▶ _What is being asked_: Go through the listing and write out all of it exactly.

▶ _Saved data entries_:
------

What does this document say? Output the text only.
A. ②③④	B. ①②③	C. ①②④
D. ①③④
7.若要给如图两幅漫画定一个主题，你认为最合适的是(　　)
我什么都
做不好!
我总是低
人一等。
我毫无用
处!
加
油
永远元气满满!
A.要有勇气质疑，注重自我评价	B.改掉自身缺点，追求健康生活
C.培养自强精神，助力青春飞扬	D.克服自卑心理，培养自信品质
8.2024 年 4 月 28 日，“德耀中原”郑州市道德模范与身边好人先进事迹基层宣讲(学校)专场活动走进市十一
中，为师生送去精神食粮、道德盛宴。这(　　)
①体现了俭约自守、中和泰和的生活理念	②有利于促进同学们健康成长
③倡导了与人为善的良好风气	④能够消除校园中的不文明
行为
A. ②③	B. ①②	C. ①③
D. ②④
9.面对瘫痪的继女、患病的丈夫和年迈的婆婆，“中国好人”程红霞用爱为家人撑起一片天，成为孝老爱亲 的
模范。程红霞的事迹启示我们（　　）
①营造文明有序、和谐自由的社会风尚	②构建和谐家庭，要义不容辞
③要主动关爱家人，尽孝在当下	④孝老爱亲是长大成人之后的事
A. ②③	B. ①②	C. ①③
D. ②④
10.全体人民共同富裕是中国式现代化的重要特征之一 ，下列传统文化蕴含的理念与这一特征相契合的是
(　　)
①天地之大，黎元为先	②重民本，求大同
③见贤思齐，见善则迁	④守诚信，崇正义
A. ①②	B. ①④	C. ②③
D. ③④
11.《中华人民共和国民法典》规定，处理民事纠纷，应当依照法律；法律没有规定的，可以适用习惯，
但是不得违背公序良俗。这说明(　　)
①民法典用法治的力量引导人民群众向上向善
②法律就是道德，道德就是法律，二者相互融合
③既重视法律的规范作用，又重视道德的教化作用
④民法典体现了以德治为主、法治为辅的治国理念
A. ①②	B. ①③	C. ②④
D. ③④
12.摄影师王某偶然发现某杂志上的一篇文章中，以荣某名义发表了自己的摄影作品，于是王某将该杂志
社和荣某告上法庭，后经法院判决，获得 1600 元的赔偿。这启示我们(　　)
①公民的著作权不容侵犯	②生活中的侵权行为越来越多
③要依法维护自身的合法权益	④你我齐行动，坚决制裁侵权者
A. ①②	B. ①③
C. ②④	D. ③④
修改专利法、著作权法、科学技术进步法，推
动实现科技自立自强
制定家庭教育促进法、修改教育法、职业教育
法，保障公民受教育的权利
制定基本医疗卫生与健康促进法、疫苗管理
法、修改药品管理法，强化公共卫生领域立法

------

▶ _The result_:
What does this document say? Output the text only.
A. ②③④	B. ①②③	C. ①②④
D. ①③④
7.若要给如图两幅漫画定一个主题，你认为最合适的是(　　)
我什么都
做不好!
我总是低
人一等。
我毫无用
处!
加
油
永远元气满满!
A.要有勇气质疑，注重自我评价	B.改掉自身缺点，追求健康生活
C.培养自强精神，助力青春飞扬	D.克服自卑心理，培养自信品质
8.2024 年 4 月 28 日，“德耀中原”郑州市道德模范与身边好人先进事迹基层宣讲(学校)专场活动走进市十一
中，为师生送去精神食粮、道德盛宴。这(　　)
①体现了俭约自守、中和泰和的生活理念	②有利于促进同学们健康成长
③倡导了与人为善的良好风气	④能够消除校园中的不文明
行为
A. ②③	B. ①②	C. ①③
D. ②④
9.面对瘫痪的继女、患病的丈夫和年迈的婆婆，“中国好人”程红霞用爱为家人撑起一片天，成为孝老爱亲 的
模范。程红霞的事迹启示我们（　　）
①营造文明有序、和谐自由的社会风尚	②构建和谐家庭，要义不容辞
③要主动关爱家人，尽孝在当下	④孝老爱亲是长大成人之后的事
A. ②③	B. ①②	C. ①③
D. ②④
10.全体人民共同富裕是中国式现代化的重要特征之一 ，下列传统文化蕴含的理念与这一特征相契合的是
(　　)
①天地之大，黎元为先	②重民本，求大同
③见贤思齐，见善则迁	④守诚信，崇正义
A. ①②	B. ①④	C. ②③
D. ③④
11.《中华人民共和国民法典》规定，处理民事纠纷，应当依照法律；法律没有规定的，可以适用习惯，
但是不得违背公序良俗。这说明(　　)
①民法典用法治的力量引导人民群众向上向善
②法律就是道德，道德就是法律，二者相互融合
③既重视法律的规范作用，又重视道德的教化作用
④民法典体现了以德治为主、法治为辅的治国理念
A. ①②	B. ①③	C. ②④
D. ③④
12.摄影师王某偶然发现某杂志上的一篇文章中，以荣某名义发表了自己的摄影作品，于是王某将该杂志
社和荣某告上法庭，后经法院判决，获得 1600 元的赔偿。这启示我们(　　)
①公民的著作权不容侵犯	②生活中的侵权行为越来越多
③要依法维护自身的合法权益	④你我齐行动，坚决制裁侵权者
A. ①②	B. ①③
C. ②④	D. ③④
修改专利法、著作权法、科学技术进步法，推
动实现科技自立自强
制定家庭教育促进法、修改教育法、职业教育
法，保障公民受教育的权利
制定基本医疗卫生与健康促进法、疫苗管理
法、修改药品管理法，强化公共卫生领域立法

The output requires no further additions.